• [Your instructions]
Keep only the lines of the listing that include the word "ROSEBAY", and copy them.

╭─ Exercise material

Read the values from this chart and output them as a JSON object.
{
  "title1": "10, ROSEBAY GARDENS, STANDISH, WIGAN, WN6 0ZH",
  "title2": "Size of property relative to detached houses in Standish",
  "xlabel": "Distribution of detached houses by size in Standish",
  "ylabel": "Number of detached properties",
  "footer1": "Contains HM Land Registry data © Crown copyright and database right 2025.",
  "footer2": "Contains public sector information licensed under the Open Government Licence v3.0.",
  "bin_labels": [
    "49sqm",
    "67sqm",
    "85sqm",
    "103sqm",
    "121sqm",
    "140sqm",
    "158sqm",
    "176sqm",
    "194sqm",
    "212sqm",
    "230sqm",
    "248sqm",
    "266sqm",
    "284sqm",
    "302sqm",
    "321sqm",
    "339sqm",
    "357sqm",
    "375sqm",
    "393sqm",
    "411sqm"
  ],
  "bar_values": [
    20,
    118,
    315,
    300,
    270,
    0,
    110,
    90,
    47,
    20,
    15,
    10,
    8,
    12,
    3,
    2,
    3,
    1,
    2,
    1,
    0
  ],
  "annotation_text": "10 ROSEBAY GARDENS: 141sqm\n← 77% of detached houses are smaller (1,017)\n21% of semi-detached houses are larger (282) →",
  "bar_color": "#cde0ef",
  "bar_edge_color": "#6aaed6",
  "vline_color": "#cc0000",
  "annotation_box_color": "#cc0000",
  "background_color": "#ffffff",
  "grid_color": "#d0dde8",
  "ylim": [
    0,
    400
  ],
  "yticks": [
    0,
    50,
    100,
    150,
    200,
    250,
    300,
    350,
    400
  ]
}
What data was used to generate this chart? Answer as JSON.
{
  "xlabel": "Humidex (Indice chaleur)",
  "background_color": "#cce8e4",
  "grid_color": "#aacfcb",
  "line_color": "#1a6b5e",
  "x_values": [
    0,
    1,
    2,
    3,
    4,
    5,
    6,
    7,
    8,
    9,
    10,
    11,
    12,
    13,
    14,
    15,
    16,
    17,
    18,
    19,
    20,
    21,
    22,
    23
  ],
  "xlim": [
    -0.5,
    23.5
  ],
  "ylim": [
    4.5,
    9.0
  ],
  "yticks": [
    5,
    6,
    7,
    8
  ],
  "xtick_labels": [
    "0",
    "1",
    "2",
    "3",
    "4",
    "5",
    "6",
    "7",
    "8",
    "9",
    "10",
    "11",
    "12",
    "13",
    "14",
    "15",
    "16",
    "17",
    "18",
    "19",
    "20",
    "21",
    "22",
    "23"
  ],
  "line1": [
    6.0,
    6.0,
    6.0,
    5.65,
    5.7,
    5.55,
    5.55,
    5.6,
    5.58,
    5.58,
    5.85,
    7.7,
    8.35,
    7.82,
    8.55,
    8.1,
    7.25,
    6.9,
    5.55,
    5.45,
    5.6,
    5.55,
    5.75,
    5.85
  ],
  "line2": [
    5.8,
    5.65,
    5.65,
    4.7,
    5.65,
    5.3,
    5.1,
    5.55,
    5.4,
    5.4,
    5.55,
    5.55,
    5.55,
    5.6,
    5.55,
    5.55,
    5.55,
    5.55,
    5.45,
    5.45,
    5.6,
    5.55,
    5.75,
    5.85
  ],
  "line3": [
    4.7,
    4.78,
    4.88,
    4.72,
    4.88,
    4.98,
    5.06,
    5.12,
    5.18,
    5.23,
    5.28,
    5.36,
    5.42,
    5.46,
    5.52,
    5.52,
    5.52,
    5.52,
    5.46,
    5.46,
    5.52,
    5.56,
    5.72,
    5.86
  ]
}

╰─

• [Task output]
  "title1": "10, ROSEBAY GARDENS, STANDISH, WIGAN, WN6 0ZH",
  "annotation_text": "10 ROSEBAY GARDENS: 141sqm\n← 77% of detached houses are smaller (1,017)\n21% of semi-detached houses are larger (282) →",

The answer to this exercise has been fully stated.